> _WHAT TO WORK ON_: Compute how many lines in the entries below contain "height", and output nothing but the number.

Data records:

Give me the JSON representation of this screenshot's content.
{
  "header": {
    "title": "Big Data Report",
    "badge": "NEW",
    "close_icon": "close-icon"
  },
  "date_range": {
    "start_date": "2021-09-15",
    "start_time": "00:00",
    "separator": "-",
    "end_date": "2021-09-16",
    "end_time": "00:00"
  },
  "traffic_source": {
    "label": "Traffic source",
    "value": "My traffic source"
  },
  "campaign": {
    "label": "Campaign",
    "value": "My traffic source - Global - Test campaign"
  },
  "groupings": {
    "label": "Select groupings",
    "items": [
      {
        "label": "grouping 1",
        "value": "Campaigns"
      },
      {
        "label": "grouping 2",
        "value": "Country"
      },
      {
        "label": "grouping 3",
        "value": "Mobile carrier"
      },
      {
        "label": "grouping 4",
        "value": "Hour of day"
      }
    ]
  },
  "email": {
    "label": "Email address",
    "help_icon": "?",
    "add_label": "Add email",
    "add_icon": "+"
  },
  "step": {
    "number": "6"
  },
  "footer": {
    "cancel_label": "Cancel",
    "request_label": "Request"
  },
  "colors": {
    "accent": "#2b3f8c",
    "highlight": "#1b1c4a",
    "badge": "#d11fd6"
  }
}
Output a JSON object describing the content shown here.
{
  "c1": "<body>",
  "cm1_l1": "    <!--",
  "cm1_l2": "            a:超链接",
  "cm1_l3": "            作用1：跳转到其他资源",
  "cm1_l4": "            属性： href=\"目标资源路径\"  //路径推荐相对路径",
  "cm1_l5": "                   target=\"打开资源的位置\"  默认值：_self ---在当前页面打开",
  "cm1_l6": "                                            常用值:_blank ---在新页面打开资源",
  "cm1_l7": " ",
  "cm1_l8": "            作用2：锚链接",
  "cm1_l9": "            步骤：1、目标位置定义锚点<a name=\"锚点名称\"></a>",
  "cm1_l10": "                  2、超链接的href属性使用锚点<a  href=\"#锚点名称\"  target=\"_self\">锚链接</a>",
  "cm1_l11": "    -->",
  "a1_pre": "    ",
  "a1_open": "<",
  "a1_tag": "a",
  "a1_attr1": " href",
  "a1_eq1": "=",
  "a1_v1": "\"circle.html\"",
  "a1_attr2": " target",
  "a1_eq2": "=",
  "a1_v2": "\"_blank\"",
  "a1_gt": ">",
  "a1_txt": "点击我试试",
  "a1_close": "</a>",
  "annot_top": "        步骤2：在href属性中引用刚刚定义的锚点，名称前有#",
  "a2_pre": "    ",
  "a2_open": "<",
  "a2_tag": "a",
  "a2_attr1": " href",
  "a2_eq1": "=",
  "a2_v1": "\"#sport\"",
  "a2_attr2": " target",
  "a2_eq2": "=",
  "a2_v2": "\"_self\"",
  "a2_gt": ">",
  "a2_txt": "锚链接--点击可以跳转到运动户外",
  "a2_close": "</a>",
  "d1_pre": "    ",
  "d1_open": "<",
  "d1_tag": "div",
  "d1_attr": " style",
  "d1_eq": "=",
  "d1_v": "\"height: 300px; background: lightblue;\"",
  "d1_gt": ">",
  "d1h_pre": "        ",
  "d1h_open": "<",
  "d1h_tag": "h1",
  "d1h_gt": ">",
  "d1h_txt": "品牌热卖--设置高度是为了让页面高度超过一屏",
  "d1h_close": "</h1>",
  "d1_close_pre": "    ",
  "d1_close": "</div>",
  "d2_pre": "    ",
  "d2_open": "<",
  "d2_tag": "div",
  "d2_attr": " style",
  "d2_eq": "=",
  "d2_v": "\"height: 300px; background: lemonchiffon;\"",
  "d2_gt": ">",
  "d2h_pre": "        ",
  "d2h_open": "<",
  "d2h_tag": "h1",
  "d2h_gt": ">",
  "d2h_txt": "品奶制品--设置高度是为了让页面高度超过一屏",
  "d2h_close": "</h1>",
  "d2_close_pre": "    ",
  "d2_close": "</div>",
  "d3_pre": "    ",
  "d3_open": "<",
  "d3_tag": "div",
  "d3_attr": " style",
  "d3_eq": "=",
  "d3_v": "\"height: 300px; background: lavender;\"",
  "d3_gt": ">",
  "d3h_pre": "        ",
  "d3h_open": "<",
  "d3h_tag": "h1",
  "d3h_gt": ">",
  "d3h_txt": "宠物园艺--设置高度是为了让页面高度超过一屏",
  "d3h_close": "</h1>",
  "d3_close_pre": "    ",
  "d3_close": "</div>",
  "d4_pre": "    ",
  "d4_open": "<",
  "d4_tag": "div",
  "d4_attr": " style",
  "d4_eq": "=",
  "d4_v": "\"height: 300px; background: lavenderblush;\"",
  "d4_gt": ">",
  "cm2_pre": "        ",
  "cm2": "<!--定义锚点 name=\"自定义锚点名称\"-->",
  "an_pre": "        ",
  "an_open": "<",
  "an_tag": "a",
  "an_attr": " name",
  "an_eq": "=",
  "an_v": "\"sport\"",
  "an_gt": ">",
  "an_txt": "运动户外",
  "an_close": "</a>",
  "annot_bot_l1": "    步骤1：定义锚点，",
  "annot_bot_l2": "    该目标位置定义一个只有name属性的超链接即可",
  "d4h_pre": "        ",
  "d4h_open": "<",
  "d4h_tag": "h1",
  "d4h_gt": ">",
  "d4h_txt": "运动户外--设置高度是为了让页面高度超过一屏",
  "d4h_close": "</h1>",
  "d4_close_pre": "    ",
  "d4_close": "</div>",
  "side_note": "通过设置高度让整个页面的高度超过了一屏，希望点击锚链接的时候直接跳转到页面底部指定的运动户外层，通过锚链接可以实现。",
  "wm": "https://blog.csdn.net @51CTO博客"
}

> _SOLUTION TO THIS TASK_: 4